◆ What to produce:
Give back the line where "Extract the structured" appears and all the lines after it until the listing ends, unchanged and with nothing else.

◆ Collected data entries:

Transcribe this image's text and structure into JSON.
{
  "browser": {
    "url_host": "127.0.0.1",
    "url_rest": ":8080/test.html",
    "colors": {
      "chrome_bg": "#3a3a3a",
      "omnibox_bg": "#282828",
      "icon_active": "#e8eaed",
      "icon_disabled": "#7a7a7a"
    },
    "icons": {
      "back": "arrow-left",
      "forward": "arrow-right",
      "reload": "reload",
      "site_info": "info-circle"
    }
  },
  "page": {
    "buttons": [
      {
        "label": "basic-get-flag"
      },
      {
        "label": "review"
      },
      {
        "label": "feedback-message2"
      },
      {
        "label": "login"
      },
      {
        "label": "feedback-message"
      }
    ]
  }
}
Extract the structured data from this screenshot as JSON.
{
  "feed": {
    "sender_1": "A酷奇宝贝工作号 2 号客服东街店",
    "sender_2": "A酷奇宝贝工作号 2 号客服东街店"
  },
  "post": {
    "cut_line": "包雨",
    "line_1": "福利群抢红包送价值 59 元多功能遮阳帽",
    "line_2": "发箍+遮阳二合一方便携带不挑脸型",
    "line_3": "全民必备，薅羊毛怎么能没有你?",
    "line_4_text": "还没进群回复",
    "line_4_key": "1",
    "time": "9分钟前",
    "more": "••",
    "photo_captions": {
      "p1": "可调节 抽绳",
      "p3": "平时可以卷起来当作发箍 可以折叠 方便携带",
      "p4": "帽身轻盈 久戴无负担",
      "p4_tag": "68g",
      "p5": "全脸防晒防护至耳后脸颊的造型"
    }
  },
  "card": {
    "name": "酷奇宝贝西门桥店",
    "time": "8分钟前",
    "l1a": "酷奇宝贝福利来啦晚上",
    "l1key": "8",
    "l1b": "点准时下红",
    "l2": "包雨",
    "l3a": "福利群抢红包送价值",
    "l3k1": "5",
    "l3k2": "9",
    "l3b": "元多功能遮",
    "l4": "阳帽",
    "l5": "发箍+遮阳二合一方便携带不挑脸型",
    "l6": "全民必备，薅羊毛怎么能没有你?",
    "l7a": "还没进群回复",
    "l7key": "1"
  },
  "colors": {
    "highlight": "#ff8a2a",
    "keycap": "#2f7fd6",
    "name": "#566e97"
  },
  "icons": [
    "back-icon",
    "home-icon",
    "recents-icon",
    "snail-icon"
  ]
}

◆ Answer to this task:
Extract the structured data from this screenshot as JSON.
{
  "feed": {
    "sender_1": "A酷奇宝贝工作号 2 号客服东街店",
    "sender_2": "A酷奇宝贝工作号 2 号客服东街店"
  },
  "post": {
    "cut_line": "包雨",
    "line_1": "福利群抢红包送价值 59 元多功能遮阳帽",
    "line_2": "发箍+遮阳二合一方便携带不挑脸型",
    "line_3": "全民必备，薅羊毛怎么能没有你?",
    "line_4_text": "还没进群回复",
    "line_4_key": "1",
    "time": "9分钟前",
    "more": "••",
    "photo_captions": {
      "p1": "可调节 抽绳",
      "p3": "平时可以卷起来当作发箍 可以折叠 方便携带",
      "p4": "帽身轻盈 久戴无负担",
      "p4_tag": "68g",
      "p5": "全脸防晒防护至耳后脸颊的造型"
    }
  },
  "card": {
    "name": "酷奇宝贝西门桥店",
    "time": "8分钟前",
    "l1a": "酷奇宝贝福利来啦晚上",
    "l1key": "8",
    "l1b": "点准时下红",
    "l2": "包雨",
    "l3a": "福利群抢红包送价值",
    "l3k1": "5",
    "l3k2": "9",
    "l3b": "元多功能遮",
    "l4": "阳帽",
    "l5": "发箍+遮阳二合一方便携带不挑脸型",
    "l6": "全民必备，薅羊毛怎么能没有你?",
    "l7a": "还没进群回复",
    "l7key": "1"
  },
  "colors": {
    "highlight": "#ff8a2a",
    "keycap": "#2f7fd6",
    "name": "#566e97"
  },
  "icons": [
    "back-icon",
    "home-icon",
    "recents-icon",
    "snail-icon"
  ]
}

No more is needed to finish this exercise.